Figure dataset records:
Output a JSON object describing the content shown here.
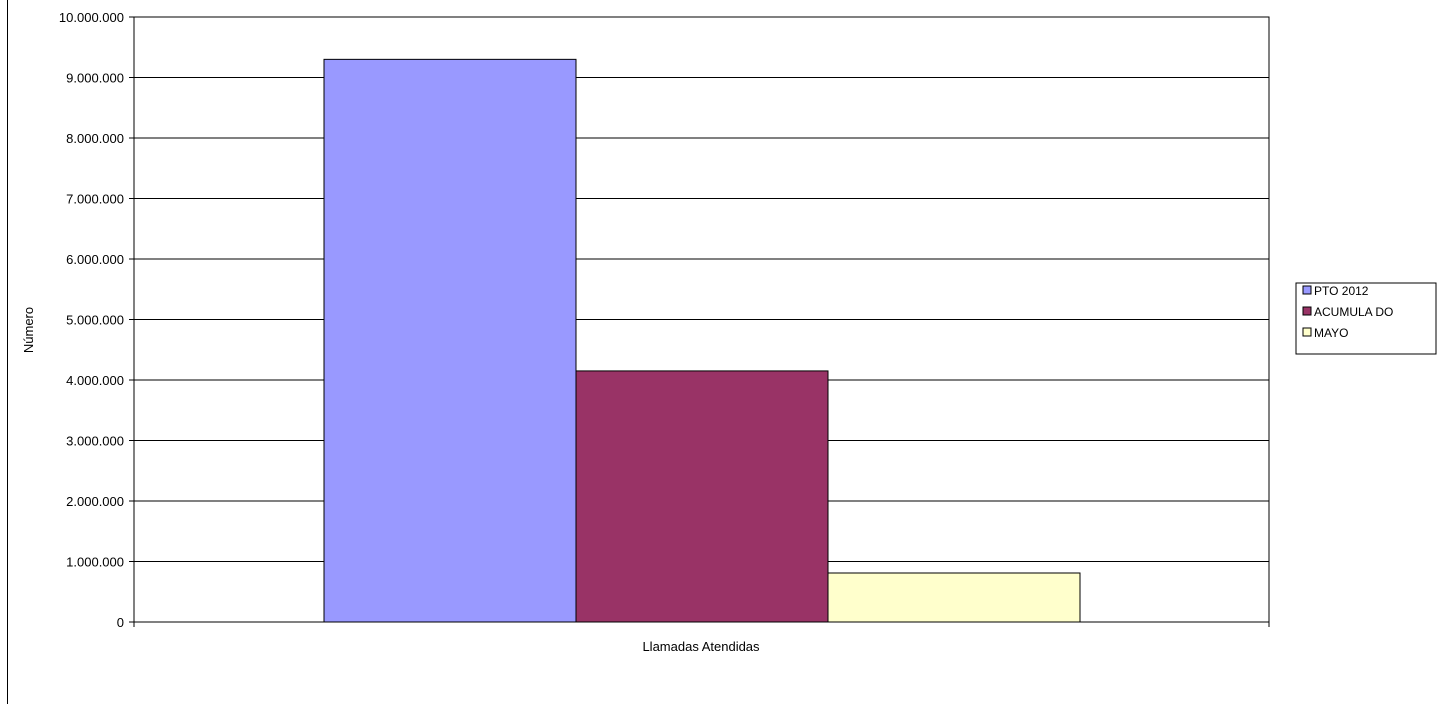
{
  "chart_data": {
    "type": "bar",
    "categories": [
      "Llamadas Atendidas"
    ],
    "series": [
      {
        "name": "PTO  2012",
        "values": [
          9300000
        ],
        "color": "#9999ff"
      },
      {
        "name": "ACUMULADO",
        "values": [
          4150000
        ],
        "color": "#993366"
      },
      {
        "name": "MAYO",
        "values": [
          810000
        ],
        "color": "#ffffcc"
      }
    ],
    "ylabel": "Número",
    "xlabel": "",
    "ylim": [
      0,
      10000000
    ],
    "y_ticks": [
      {
        "value": 0,
        "label": "0"
      },
      {
        "value": 1000000,
        "label": "1.000.000"
      },
      {
        "value": 2000000,
        "label": "2.000.000"
      },
      {
        "value": 3000000,
        "label": "3.000.000"
      },
      {
        "value": 4000000,
        "label": "4.000.000"
      },
      {
        "value": 5000000,
        "label": "5.000.000"
      },
      {
        "value": 6000000,
        "label": "6.000.000"
      },
      {
        "value": 7000000,
        "label": "7.000.000"
      },
      {
        "value": 8000000,
        "label": "8.000.000"
      },
      {
        "value": 9000000,
        "label": "9.000.000"
      },
      {
        "value": 10000000,
        "label": "10.000.000"
      }
    ],
    "grid": true,
    "legend_position": "right",
    "legend_labels": [
      "PTO  2012",
      "ACUMULA DO",
      "MAYO"
    ]
  }
}
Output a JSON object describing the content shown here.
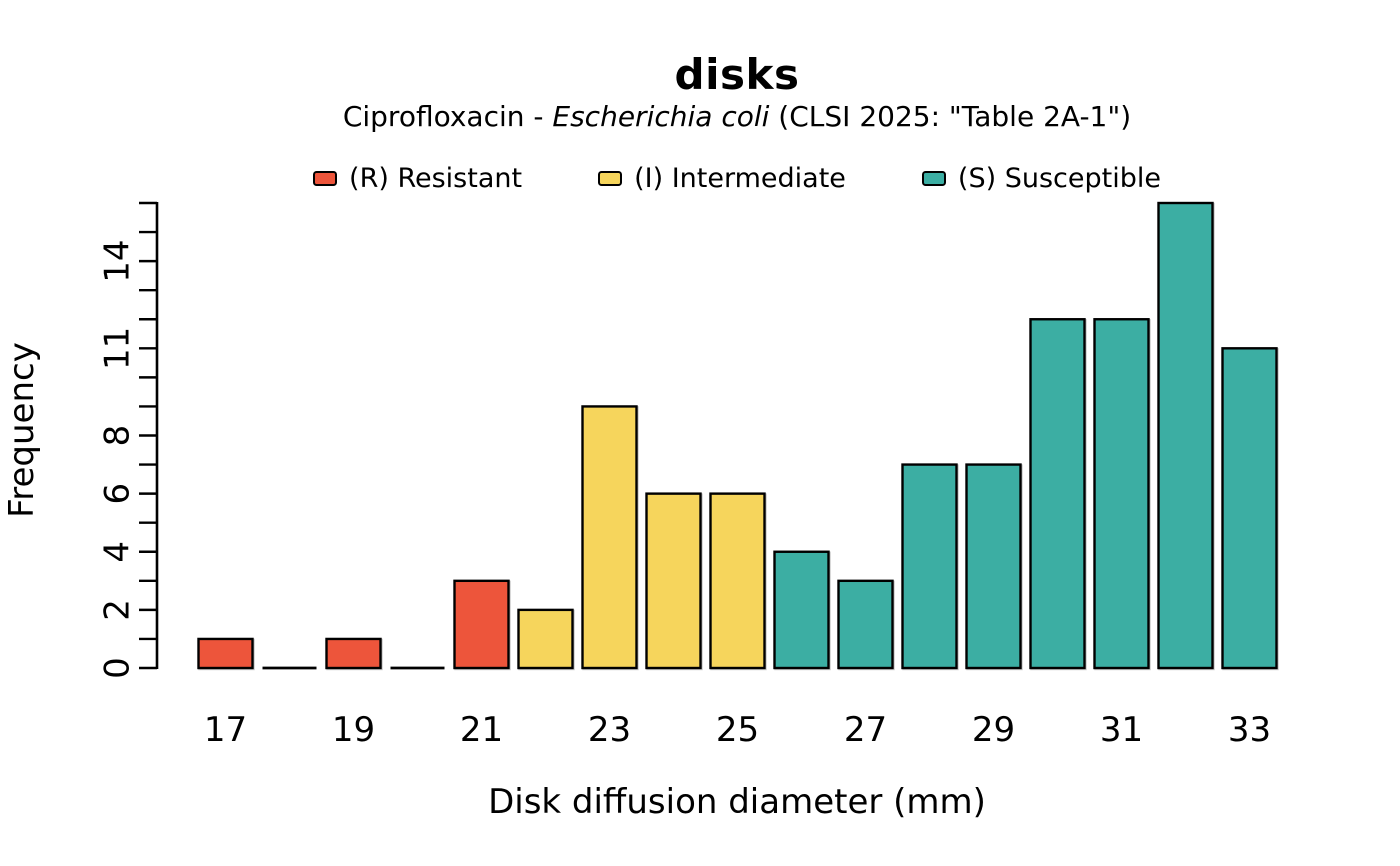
{
  "title": "disks",
  "subtitle": {
    "prefix": "Ciprofloxacin - ",
    "organism": "Escherichia coli",
    "suffix": " (CLSI 2025: \"Table 2A-1\")"
  },
  "legend": [
    {
      "key": "R",
      "label": "(R) Resistant",
      "color": "#ED553B"
    },
    {
      "key": "I",
      "label": "(I) Intermediate",
      "color": "#F6D55C"
    },
    {
      "key": "S",
      "label": "(S) Susceptible",
      "color": "#3CAEA3"
    }
  ],
  "chart_data": {
    "type": "bar",
    "title": "disks",
    "subtitle": "Ciprofloxacin - Escherichia coli (CLSI 2025: \"Table 2A-1\")",
    "xlabel": "Disk diffusion diameter (mm)",
    "ylabel": "Frequency",
    "x": [
      17,
      18,
      19,
      20,
      21,
      22,
      23,
      24,
      25,
      26,
      27,
      28,
      29,
      30,
      31,
      32,
      33
    ],
    "values": [
      1,
      0,
      1,
      0,
      3,
      2,
      9,
      6,
      6,
      4,
      3,
      7,
      7,
      12,
      12,
      16,
      11
    ],
    "categories": [
      "R",
      "R",
      "R",
      "R",
      "R",
      "I",
      "I",
      "I",
      "I",
      "S",
      "S",
      "S",
      "S",
      "S",
      "S",
      "S",
      "S"
    ],
    "colors": {
      "R": "#ED553B",
      "I": "#F6D55C",
      "S": "#3CAEA3"
    },
    "ylim": [
      0,
      16
    ],
    "y_tick_every": 1,
    "y_labeled_ticks": [
      0,
      2,
      4,
      6,
      8,
      11,
      14
    ],
    "x_labeled_ticks": [
      17,
      19,
      21,
      23,
      25,
      27,
      29,
      31,
      33
    ],
    "grid": false,
    "legend_position": "top",
    "axis_color": "#000000",
    "bar_border_color": "#000000"
  }
}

_WHAT TO WORK ON_
Skip the pictures and transcribe the rest of the records exactly.

_ANSWER TO THIS TASK_
Output a JSON object describing the content shown here.
{
  "chart_data": {
    "type": "bar",
    "categories": [
      "Llamadas Atendidas"
    ],
    "series": [
      {
        "name": "PTO  2012",
        "values": [
          9300000
        ],
        "color": "#9999ff"
      },
      {
        "name": "ACUMULADO",
        "values": [
          4150000
        ],
        "color": "#993366"
      },
      {
        "name": "MAYO",
        "values": [
          810000
        ],
        "color": "#ffffcc"
      }
    ],
    "ylabel": "Número",
    "xlabel": "",
    "ylim": [
      0,
      10000000
    ],
    "y_ticks": [
      {
        "value": 0,
        "label": "0"
      },
      {
        "value": 1000000,
        "label": "1.000.000"
      },
      {
        "value": 2000000,
        "label": "2.000.000"
      },
      {
        "value": 3000000,
        "label": "3.000.000"
      },
      {
        "value": 4000000,
        "label": "4.000.000"
      },
      {
        "value": 5000000,
        "label": "5.000.000"
      },
      {
        "value": 6000000,
        "label": "6.000.000"
      },
      {
        "value": 7000000,
        "label": "7.000.000"
      },
      {
        "value": 8000000,
        "label": "8.000.000"
      },
      {
        "value": 9000000,
        "label": "9.000.000"
      },
      {
        "value": 10000000,
        "label": "10.000.000"
      }
    ],
    "grid": true,
    "legend_position": "right",
    "legend_labels": [
      "PTO  2012",
      "ACUMULA DO",
      "MAYO"
    ]
  }
}
Output a JSON object describing the content shown here.
{
  "title": "disks",
  "subtitle": {
    "prefix": "Ciprofloxacin - ",
    "organism": "Escherichia coli",
    "suffix": " (CLSI 2025: \"Table 2A-1\")"
  },
  "legend": [
    {
      "key": "R",
      "label": "(R) Resistant",
      "color": "#ED553B"
    },
    {
      "key": "I",
      "label": "(I) Intermediate",
      "color": "#F6D55C"
    },
    {
      "key": "S",
      "label": "(S) Susceptible",
      "color": "#3CAEA3"
    }
  ],
  "chart_data": {
    "type": "bar",
    "title": "disks",
    "subtitle": "Ciprofloxacin - Escherichia coli (CLSI 2025: \"Table 2A-1\")",
    "xlabel": "Disk diffusion diameter (mm)",
    "ylabel": "Frequency",
    "x": [
      17,
      18,
      19,
      20,
      21,
      22,
      23,
      24,
      25,
      26,
      27,
      28,
      29,
      30,
      31,
      32,
      33
    ],
    "values": [
      1,
      0,
      1,
      0,
      3,
      2,
      9,
      6,
      6,
      4,
      3,
      7,
      7,
      12,
      12,
      16,
      11
    ],
    "categories": [
      "R",
      "R",
      "R",
      "R",
      "R",
      "I",
      "I",
      "I",
      "I",
      "S",
      "S",
      "S",
      "S",
      "S",
      "S",
      "S",
      "S"
    ],
    "colors": {
      "R": "#ED553B",
      "I": "#F6D55C",
      "S": "#3CAEA3"
    },
    "ylim": [
      0,
      16
    ],
    "y_tick_every": 1,
    "y_labeled_ticks": [
      0,
      2,
      4,
      6,
      8,
      11,
      14
    ],
    "x_labeled_ticks": [
      17,
      19,
      21,
      23,
      25,
      27,
      29,
      31,
      33
    ],
    "grid": false,
    "legend_position": "top",
    "axis_color": "#000000",
    "bar_border_color": "#000000"
  }
}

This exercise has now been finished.